*Supplied records*:
+-------+

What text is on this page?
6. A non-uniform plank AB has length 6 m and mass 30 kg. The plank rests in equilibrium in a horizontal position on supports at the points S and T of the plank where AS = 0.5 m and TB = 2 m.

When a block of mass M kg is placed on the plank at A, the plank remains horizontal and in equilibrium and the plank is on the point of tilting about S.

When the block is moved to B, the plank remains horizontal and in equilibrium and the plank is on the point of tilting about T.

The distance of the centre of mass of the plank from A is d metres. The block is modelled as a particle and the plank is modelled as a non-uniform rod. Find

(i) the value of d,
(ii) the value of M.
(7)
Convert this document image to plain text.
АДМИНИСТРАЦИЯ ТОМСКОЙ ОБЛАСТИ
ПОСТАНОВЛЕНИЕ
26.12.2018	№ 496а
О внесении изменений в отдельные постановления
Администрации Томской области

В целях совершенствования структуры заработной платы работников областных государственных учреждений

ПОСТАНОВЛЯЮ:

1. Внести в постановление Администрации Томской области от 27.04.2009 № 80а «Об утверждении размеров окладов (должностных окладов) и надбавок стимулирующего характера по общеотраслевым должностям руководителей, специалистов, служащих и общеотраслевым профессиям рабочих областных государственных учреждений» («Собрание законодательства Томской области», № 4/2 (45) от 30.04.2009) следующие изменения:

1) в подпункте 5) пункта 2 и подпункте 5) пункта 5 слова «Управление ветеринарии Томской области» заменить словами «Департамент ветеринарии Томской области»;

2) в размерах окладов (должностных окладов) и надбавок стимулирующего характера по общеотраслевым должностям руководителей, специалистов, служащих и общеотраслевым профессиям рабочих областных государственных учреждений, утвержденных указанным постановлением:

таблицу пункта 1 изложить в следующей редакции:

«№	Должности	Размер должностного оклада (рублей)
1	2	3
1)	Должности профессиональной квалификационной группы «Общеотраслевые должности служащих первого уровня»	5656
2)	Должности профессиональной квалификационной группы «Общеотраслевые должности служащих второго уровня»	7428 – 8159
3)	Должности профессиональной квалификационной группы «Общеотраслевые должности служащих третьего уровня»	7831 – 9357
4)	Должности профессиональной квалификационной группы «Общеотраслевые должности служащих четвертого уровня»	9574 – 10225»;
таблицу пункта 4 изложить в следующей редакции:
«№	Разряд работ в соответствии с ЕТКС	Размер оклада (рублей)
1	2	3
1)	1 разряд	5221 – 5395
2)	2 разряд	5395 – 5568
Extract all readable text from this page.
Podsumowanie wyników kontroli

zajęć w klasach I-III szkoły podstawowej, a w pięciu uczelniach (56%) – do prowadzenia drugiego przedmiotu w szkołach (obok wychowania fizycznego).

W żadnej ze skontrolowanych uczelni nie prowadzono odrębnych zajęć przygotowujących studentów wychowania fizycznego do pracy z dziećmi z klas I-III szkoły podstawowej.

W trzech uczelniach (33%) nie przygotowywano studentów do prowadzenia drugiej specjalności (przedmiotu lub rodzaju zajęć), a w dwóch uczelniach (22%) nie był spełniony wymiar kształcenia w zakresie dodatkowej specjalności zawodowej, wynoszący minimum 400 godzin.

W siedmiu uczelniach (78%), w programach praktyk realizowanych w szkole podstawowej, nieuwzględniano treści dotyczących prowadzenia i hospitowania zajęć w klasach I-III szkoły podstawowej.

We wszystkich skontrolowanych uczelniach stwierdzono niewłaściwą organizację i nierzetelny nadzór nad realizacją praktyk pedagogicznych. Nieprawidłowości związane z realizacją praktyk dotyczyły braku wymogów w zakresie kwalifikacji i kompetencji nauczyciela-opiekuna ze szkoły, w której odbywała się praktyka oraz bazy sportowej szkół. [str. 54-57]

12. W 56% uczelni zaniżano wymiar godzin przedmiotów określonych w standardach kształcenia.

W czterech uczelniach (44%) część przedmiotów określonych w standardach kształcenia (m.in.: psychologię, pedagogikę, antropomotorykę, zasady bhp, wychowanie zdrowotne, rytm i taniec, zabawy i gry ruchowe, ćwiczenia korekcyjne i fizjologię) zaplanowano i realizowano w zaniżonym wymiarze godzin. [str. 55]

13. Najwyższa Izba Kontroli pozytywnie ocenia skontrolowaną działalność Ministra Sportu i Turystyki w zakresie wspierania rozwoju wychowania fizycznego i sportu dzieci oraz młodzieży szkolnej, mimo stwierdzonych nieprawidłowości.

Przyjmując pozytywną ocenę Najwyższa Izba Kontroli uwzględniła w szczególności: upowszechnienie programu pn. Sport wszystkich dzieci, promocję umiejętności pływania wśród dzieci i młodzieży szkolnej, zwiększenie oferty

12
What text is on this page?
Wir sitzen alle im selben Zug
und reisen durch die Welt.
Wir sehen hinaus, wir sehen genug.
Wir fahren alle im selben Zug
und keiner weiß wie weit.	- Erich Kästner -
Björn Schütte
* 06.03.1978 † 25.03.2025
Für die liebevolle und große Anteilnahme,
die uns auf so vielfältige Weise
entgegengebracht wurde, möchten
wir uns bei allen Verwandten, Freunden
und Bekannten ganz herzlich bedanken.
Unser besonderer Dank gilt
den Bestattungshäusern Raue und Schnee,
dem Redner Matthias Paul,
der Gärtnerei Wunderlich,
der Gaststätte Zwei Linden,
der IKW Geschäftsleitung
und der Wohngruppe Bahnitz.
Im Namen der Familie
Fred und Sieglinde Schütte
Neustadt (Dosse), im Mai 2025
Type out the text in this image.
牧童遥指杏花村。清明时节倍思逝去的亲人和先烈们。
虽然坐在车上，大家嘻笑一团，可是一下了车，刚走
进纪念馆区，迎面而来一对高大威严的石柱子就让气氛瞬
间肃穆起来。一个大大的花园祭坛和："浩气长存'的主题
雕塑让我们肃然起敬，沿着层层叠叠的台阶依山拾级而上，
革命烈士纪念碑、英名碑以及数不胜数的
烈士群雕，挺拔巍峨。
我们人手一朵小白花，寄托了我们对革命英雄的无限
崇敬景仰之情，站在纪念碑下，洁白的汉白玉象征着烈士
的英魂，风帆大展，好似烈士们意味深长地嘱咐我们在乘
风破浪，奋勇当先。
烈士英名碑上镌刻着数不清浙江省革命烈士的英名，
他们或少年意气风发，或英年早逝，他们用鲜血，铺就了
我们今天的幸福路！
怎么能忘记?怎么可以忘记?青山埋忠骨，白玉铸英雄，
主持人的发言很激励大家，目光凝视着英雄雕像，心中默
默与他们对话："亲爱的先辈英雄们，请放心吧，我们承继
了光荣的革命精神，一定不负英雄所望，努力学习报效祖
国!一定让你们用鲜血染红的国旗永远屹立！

+-------+

*Exercise objective*: Everything from the line with "Type out the text in this image." through the last line of the material above should be echoed exactly, and nothing else.

*Solution to the problem*:
Type out the text in this image.
牧童遥指杏花村。清明时节倍思逝去的亲人和先烈们。
虽然坐在车上，大家嘻笑一团，可是一下了车，刚走
进纪念馆区，迎面而来一对高大威严的石柱子就让气氛瞬
间肃穆起来。一个大大的花园祭坛和："浩气长存'的主题
雕塑让我们肃然起敬，沿着层层叠叠的台阶依山拾级而上，
革命烈士纪念碑、英名碑以及数不胜数的
烈士群雕，挺拔巍峨。
我们人手一朵小白花，寄托了我们对革命英雄的无限
崇敬景仰之情，站在纪念碑下，洁白的汉白玉象征着烈士
的英魂，风帆大展，好似烈士们意味深长地嘱咐我们在乘
风破浪，奋勇当先。
烈士英名碑上镌刻着数不清浙江省革命烈士的英名，
他们或少年意气风发，或英年早逝，他们用鲜血，铺就了
我们今天的幸福路！
怎么能忘记?怎么可以忘记?青山埋忠骨，白玉铸英雄，
主持人的发言很激励大家，目光凝视着英雄雕像，心中默
默与他们对话："亲爱的先辈英雄们，请放心吧，我们承继
了光荣的革命精神，一定不负英雄所望，努力学习报效祖
国!一定让你们用鲜血染红的国旗永远屹立！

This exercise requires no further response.